State the number of lines in the material below that have "XAUUSD" in them, without any other text.
━━━━━━━━━━━━━━━━━━━━━━━━━━━━━━
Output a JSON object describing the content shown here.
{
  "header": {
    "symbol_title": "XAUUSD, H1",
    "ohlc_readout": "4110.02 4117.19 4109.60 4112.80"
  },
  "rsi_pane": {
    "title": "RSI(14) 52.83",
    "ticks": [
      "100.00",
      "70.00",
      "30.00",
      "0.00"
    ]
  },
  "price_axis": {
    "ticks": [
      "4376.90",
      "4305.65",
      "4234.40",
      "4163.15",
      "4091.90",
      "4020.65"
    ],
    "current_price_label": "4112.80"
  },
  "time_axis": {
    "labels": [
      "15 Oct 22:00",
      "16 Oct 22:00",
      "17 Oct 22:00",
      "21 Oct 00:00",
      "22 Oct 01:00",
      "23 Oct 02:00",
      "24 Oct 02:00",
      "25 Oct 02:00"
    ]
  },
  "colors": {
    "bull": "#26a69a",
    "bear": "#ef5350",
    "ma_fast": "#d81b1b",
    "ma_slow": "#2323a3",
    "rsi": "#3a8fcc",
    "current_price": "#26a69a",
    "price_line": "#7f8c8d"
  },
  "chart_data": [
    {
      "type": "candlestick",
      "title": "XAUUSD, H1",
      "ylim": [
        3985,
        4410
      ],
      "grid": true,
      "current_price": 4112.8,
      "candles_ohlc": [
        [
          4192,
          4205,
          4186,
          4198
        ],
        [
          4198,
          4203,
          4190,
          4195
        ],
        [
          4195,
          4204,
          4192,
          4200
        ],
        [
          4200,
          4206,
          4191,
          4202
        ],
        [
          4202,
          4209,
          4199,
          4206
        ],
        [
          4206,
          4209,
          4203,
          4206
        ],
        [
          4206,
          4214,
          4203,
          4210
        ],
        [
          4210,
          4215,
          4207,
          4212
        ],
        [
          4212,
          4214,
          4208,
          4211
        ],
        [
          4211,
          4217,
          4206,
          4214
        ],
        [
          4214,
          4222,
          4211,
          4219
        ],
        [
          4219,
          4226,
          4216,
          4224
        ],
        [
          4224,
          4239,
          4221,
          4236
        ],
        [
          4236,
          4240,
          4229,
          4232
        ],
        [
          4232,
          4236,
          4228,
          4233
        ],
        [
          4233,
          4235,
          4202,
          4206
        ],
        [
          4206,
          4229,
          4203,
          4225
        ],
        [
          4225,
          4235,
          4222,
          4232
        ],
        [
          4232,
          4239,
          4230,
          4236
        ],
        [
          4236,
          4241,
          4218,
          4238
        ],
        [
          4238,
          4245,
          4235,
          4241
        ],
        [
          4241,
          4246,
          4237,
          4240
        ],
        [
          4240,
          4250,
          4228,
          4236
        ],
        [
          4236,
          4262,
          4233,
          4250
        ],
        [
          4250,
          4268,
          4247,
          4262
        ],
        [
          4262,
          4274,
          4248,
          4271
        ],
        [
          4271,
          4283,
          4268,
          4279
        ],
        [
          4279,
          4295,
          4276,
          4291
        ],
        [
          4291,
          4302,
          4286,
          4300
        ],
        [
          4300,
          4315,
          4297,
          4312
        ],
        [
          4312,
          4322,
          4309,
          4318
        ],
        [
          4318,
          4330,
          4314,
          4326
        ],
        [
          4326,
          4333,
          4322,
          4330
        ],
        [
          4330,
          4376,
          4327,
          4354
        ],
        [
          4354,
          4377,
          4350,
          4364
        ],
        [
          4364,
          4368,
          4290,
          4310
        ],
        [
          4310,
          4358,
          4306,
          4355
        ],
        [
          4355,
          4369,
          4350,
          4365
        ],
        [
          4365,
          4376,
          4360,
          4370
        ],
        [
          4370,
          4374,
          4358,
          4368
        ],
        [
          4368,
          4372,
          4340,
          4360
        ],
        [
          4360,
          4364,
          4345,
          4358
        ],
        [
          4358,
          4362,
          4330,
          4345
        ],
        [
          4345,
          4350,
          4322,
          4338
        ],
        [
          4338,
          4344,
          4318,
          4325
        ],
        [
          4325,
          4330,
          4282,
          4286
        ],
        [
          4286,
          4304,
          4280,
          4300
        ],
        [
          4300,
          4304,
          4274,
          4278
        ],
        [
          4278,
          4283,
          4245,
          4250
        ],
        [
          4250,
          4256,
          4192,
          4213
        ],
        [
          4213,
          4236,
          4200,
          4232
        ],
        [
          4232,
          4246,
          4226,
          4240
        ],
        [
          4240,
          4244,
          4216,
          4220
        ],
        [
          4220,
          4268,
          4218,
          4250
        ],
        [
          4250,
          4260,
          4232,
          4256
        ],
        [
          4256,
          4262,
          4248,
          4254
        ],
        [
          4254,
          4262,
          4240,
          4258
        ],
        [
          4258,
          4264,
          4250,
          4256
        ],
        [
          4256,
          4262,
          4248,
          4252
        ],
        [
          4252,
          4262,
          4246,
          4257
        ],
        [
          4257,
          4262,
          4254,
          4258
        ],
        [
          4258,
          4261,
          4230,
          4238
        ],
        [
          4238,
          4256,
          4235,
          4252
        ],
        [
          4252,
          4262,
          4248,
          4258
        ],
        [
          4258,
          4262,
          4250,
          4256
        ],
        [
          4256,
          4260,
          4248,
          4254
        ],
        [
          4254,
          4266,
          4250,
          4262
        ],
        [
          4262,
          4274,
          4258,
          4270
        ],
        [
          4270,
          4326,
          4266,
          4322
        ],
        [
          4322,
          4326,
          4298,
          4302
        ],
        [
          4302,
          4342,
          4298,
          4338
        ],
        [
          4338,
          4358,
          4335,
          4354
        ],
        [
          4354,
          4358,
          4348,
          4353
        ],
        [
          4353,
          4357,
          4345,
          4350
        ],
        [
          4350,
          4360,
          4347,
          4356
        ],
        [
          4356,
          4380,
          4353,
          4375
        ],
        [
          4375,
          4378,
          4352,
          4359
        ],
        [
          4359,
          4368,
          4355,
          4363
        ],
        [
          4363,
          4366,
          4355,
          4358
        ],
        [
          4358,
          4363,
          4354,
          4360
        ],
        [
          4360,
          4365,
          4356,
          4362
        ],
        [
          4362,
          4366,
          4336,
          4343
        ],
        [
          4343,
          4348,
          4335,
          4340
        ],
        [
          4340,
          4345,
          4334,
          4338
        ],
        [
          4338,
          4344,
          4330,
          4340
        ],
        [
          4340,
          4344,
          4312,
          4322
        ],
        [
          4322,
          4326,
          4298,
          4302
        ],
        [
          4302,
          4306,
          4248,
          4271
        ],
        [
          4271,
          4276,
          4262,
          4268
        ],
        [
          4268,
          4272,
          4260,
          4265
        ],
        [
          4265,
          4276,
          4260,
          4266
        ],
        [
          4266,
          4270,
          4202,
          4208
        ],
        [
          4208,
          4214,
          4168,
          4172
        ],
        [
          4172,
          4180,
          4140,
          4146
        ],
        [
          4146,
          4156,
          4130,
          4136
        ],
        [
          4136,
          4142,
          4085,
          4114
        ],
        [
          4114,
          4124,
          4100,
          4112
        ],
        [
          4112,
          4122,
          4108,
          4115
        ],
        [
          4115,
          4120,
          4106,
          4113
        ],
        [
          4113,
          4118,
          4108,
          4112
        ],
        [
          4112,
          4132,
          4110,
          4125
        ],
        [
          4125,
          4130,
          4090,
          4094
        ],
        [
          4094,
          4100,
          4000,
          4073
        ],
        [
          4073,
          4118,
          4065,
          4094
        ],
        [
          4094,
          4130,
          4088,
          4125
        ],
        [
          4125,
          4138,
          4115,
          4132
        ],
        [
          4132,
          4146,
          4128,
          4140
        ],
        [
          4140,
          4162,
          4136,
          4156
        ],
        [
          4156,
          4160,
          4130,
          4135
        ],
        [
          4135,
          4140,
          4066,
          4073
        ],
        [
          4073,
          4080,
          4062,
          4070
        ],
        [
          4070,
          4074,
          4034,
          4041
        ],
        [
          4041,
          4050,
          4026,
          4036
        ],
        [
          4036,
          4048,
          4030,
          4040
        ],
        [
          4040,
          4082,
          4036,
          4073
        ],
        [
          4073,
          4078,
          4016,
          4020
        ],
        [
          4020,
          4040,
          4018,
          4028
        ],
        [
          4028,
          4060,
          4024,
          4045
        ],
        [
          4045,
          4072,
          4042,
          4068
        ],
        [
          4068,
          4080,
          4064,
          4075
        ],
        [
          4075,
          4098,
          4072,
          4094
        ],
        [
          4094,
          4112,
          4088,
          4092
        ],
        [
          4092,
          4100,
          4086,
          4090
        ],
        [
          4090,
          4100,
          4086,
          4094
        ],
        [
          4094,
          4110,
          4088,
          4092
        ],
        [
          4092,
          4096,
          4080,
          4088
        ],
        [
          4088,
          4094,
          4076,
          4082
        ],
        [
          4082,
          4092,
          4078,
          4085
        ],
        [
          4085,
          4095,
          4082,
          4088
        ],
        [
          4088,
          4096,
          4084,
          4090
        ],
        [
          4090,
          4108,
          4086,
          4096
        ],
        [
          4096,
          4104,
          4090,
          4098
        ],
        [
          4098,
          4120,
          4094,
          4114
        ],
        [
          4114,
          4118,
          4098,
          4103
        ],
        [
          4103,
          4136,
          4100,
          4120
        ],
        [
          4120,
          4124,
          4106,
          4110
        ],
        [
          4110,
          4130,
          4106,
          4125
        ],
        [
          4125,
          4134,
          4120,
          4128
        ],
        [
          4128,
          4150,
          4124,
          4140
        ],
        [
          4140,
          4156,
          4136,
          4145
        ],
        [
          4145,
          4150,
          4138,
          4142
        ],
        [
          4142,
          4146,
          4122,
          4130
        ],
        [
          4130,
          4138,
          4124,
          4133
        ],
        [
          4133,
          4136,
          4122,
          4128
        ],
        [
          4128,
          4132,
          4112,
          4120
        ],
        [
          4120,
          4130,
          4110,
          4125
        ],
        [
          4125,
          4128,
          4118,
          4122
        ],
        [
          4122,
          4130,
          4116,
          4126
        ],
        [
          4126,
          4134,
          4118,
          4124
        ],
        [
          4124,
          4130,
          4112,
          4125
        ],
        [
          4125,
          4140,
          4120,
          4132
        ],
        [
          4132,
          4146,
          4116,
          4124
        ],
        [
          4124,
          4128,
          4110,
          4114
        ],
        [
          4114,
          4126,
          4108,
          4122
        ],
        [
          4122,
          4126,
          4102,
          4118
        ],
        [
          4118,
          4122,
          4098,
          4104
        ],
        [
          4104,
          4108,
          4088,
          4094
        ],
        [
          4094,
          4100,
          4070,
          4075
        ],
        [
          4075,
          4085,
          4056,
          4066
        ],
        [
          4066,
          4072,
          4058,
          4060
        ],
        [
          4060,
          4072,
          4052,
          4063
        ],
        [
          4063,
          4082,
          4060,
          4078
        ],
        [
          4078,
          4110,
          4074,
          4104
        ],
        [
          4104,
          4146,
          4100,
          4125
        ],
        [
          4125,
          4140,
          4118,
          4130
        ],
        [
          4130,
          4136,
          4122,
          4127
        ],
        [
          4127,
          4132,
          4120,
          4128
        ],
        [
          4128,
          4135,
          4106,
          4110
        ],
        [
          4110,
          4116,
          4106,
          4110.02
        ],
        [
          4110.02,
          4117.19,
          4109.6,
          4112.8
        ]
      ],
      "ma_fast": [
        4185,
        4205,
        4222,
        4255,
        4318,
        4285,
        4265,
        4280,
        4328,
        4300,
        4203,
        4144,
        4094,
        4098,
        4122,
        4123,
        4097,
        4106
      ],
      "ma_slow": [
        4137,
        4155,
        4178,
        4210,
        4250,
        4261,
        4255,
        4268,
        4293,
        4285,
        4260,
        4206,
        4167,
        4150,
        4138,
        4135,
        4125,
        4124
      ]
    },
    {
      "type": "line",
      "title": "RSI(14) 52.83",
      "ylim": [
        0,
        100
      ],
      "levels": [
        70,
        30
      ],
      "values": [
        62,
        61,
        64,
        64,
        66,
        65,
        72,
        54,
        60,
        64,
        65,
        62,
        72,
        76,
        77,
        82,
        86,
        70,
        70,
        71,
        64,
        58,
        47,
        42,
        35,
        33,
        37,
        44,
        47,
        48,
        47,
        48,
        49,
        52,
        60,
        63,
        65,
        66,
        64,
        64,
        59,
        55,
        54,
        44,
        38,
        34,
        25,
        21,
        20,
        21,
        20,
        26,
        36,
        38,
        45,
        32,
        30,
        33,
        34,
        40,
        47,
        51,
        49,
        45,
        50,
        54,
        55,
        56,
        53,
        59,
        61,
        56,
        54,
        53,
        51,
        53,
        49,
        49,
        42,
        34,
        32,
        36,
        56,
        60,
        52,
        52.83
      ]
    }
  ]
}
━━━━━━━━━━━━━━━━━━━━━━━━━━━━━━
● **Answer to the exercise**
2